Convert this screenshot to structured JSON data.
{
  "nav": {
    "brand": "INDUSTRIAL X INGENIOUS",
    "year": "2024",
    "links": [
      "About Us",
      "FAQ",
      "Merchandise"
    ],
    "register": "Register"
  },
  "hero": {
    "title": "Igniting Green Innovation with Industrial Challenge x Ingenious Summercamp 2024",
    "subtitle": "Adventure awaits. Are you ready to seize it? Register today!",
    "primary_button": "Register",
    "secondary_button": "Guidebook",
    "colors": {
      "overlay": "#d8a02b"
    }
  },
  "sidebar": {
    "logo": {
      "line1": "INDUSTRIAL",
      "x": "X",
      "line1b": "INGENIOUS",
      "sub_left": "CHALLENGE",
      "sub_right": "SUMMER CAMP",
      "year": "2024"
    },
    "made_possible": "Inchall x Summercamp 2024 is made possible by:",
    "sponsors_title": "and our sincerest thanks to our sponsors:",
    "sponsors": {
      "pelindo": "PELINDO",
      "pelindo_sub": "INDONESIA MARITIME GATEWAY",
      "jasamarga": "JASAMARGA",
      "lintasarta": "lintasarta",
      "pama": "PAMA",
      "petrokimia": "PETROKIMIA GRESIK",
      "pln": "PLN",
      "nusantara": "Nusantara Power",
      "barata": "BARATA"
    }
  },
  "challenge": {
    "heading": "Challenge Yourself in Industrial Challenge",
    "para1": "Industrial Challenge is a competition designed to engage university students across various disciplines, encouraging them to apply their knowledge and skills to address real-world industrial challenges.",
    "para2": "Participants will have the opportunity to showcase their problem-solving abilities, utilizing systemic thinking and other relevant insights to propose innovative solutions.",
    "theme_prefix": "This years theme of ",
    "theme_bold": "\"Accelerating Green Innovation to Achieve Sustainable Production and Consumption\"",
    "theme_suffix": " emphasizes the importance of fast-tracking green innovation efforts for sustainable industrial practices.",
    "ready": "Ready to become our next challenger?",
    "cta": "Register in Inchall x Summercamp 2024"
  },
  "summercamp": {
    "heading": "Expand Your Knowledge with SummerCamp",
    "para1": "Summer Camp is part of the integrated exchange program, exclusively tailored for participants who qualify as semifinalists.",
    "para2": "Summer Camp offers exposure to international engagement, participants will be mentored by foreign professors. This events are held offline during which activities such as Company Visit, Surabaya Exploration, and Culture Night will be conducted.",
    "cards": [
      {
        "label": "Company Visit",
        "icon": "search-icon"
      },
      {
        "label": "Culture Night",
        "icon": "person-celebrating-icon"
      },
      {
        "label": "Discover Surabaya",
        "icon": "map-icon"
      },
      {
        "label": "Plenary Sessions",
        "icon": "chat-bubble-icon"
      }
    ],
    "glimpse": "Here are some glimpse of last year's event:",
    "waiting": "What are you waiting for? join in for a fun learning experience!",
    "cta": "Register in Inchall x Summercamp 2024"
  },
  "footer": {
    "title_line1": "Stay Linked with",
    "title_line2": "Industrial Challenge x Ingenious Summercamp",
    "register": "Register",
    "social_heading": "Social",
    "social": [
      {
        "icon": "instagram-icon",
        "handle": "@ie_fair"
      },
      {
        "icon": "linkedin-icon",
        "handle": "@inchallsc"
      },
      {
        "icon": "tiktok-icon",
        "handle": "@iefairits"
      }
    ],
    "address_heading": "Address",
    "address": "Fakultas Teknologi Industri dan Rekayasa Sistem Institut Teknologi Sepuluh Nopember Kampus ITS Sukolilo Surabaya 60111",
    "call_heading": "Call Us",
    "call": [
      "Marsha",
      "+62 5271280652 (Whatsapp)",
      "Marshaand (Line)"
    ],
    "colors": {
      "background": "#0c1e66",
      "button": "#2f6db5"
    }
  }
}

---------------

### WRITTEN INSTRUCTION
Copy out each line of the material that holds the word "Surabaya".

### RESPONSE
    "para2": "Summer Camp offers exposure to international engagement, participants will be mentored by foreign professors. This events are held offline during which activities such as Company Visit, Surabaya Exploration, and Culture Night will be conducted.",
        "label": "Discover Surabaya",
    "address": "Fakultas Teknologi Industri dan Rekayasa Sistem Institut Teknologi Sepuluh Nopember Kampus ITS Sukolilo Surabaya 60111",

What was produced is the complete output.